> **What is expected**
For each line in the data below that holds "diklasifikasikan", return a copy.

^^^^^^^^^^^^^^^^

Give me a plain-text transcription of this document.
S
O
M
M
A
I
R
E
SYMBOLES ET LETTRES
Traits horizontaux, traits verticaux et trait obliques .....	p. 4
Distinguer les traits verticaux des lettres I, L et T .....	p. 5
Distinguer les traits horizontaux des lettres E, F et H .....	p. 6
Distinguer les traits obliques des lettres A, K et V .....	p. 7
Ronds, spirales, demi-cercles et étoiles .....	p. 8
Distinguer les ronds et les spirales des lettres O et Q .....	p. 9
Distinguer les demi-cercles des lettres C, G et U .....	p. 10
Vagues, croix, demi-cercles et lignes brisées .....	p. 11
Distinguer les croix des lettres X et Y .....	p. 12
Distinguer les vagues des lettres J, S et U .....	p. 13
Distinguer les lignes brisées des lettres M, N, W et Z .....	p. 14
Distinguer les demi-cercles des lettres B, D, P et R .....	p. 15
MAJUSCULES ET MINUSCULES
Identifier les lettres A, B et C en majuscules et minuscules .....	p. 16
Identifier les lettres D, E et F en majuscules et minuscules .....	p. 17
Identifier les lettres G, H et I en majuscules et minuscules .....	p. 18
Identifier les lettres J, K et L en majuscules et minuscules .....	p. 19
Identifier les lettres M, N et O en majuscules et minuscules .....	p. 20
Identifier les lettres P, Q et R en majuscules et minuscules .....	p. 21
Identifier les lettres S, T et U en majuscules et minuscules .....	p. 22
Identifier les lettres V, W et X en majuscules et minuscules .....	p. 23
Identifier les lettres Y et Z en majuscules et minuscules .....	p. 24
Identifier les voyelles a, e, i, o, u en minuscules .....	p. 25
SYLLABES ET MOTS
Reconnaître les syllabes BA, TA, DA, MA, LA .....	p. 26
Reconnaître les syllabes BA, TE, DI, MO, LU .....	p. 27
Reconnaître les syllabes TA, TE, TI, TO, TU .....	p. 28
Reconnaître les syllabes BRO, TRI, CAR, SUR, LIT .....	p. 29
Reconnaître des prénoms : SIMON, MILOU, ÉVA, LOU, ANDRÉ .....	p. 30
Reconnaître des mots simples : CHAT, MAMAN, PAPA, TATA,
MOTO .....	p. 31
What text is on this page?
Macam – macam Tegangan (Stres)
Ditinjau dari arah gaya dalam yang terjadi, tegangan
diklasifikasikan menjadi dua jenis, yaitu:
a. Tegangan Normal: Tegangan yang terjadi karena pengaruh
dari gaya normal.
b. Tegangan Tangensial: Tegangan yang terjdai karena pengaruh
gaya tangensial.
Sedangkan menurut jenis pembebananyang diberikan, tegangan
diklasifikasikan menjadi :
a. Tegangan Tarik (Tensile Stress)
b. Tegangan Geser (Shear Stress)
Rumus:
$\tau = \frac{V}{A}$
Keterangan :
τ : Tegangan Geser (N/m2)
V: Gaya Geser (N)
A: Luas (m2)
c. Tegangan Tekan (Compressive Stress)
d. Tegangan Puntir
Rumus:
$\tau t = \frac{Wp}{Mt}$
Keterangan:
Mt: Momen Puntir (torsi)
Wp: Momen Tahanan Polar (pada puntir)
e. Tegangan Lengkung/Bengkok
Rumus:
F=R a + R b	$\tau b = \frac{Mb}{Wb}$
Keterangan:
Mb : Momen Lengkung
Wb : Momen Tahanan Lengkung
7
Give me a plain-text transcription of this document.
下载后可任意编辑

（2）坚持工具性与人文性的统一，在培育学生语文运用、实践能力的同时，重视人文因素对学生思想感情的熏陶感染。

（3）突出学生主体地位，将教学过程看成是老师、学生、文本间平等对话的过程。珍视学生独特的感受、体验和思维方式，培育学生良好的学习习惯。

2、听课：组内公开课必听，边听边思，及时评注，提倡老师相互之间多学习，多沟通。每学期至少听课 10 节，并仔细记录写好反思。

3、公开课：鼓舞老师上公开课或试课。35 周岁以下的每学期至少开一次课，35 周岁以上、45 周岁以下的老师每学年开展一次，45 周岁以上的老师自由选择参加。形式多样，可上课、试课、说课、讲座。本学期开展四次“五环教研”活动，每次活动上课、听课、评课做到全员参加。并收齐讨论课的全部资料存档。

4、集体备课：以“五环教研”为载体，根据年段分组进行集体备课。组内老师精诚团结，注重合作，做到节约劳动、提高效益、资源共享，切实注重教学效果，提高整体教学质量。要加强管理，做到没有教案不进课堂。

^^^^^^^^^^^^^^^^

> **Response below**
diklasifikasikan menjadi dua jenis, yaitu:
diklasifikasikan menjadi :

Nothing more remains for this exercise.